**EXERCISE DIRECTIONS**: Transcribe only the stretch of lines that opens with the line containing "Transcribe the text in this document." and closes with the last line of the listing, skipping pictures.

**EXTRACTED INFORMATION**:
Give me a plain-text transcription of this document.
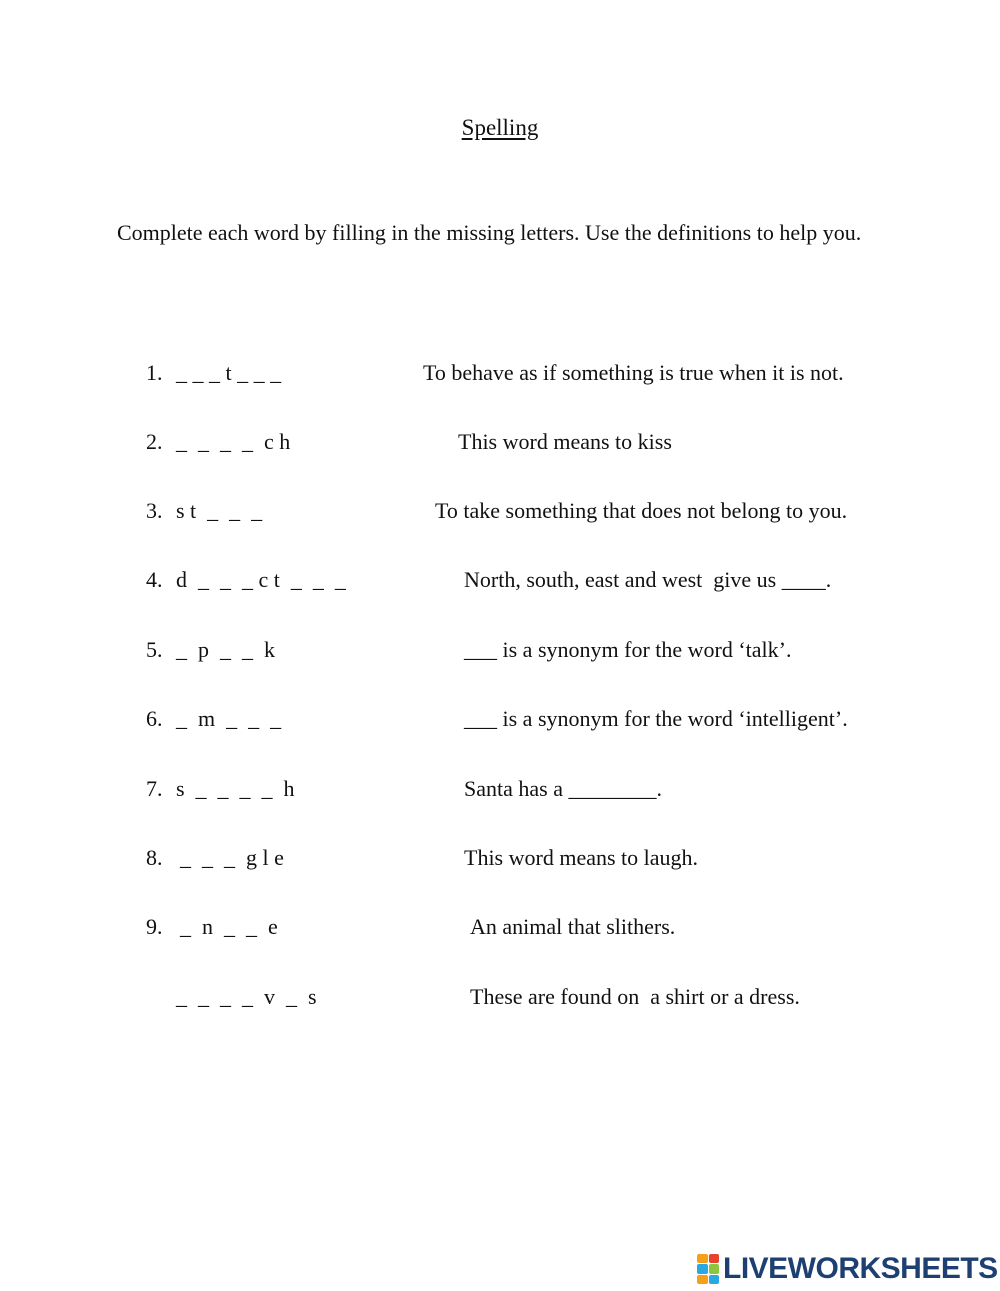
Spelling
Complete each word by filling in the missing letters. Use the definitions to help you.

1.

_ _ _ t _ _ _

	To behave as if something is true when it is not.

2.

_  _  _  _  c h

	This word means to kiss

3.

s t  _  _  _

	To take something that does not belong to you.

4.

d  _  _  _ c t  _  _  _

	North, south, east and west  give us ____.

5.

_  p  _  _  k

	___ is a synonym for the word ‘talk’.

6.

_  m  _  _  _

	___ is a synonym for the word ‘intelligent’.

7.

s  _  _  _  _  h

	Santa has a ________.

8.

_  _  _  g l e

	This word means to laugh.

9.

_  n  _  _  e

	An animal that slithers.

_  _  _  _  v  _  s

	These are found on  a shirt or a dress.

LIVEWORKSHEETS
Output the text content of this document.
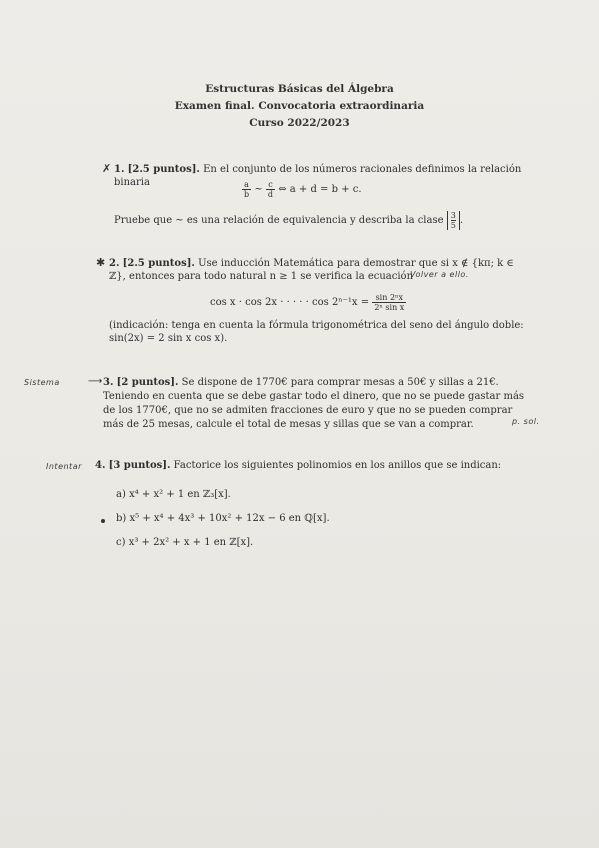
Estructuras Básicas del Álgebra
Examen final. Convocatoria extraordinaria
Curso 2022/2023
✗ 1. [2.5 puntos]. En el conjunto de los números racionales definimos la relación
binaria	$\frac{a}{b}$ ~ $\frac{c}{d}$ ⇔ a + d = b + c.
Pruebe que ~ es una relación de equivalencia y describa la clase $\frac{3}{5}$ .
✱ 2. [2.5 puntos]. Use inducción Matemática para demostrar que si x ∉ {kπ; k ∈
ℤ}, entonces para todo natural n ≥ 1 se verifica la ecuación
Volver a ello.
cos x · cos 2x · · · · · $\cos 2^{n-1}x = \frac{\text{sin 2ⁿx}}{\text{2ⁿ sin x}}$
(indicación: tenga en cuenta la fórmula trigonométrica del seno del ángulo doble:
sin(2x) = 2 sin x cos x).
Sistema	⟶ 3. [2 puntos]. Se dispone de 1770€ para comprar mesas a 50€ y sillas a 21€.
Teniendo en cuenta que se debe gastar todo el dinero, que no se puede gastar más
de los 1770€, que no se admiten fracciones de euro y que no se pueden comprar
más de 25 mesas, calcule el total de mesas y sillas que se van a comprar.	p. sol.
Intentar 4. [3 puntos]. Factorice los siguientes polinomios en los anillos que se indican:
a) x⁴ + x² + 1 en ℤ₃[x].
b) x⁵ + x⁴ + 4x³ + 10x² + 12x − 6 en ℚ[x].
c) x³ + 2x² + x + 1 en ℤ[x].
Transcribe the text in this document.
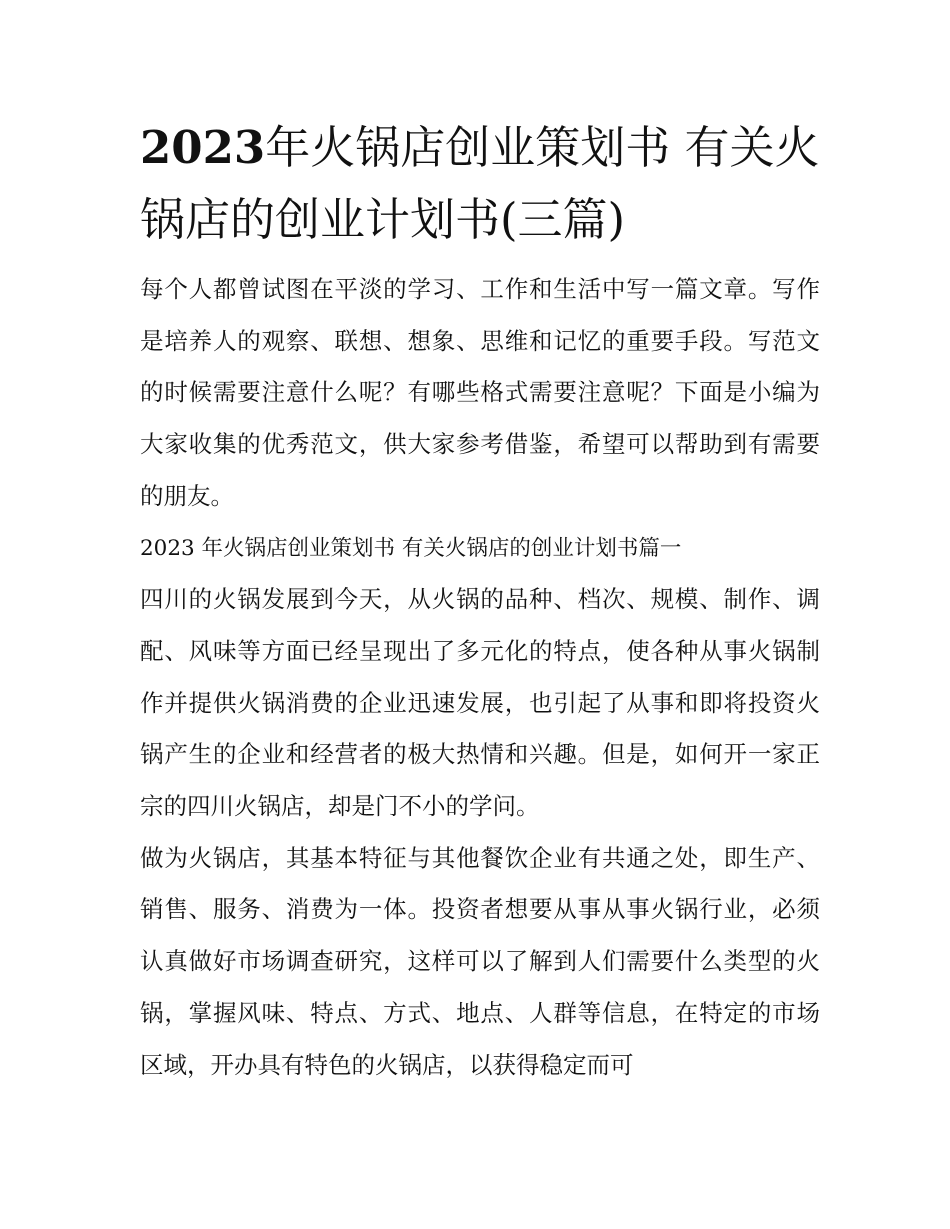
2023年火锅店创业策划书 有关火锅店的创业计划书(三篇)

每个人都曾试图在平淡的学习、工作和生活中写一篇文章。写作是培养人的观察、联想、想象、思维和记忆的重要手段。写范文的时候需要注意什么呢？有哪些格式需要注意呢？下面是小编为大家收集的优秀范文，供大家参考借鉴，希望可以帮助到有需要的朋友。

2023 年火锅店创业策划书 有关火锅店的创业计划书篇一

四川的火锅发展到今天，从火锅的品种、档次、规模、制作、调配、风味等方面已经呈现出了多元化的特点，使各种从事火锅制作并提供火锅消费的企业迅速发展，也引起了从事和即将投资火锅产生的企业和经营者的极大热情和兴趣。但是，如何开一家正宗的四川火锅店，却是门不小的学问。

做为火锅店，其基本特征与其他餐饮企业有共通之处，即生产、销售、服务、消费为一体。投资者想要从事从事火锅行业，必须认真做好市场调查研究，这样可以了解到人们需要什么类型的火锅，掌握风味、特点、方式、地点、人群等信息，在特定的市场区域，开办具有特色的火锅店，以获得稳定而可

**WRITTEN RESPONSE**:
Transcribe the text in this document.
2023年火锅店创业策划书 有关火锅店的创业计划书(三篇)

每个人都曾试图在平淡的学习、工作和生活中写一篇文章。写作是培养人的观察、联想、想象、思维和记忆的重要手段。写范文的时候需要注意什么呢？有哪些格式需要注意呢？下面是小编为大家收集的优秀范文，供大家参考借鉴，希望可以帮助到有需要的朋友。

2023 年火锅店创业策划书 有关火锅店的创业计划书篇一

四川的火锅发展到今天，从火锅的品种、档次、规模、制作、调配、风味等方面已经呈现出了多元化的特点，使各种从事火锅制作并提供火锅消费的企业迅速发展，也引起了从事和即将投资火锅产生的企业和经营者的极大热情和兴趣。但是，如何开一家正宗的四川火锅店，却是门不小的学问。

做为火锅店，其基本特征与其他餐饮企业有共通之处，即生产、销售、服务、消费为一体。投资者想要从事从事火锅行业，必须认真做好市场调查研究，这样可以了解到人们需要什么类型的火锅，掌握风味、特点、方式、地点、人群等信息，在特定的市场区域，开办具有特色的火锅店，以获得稳定而可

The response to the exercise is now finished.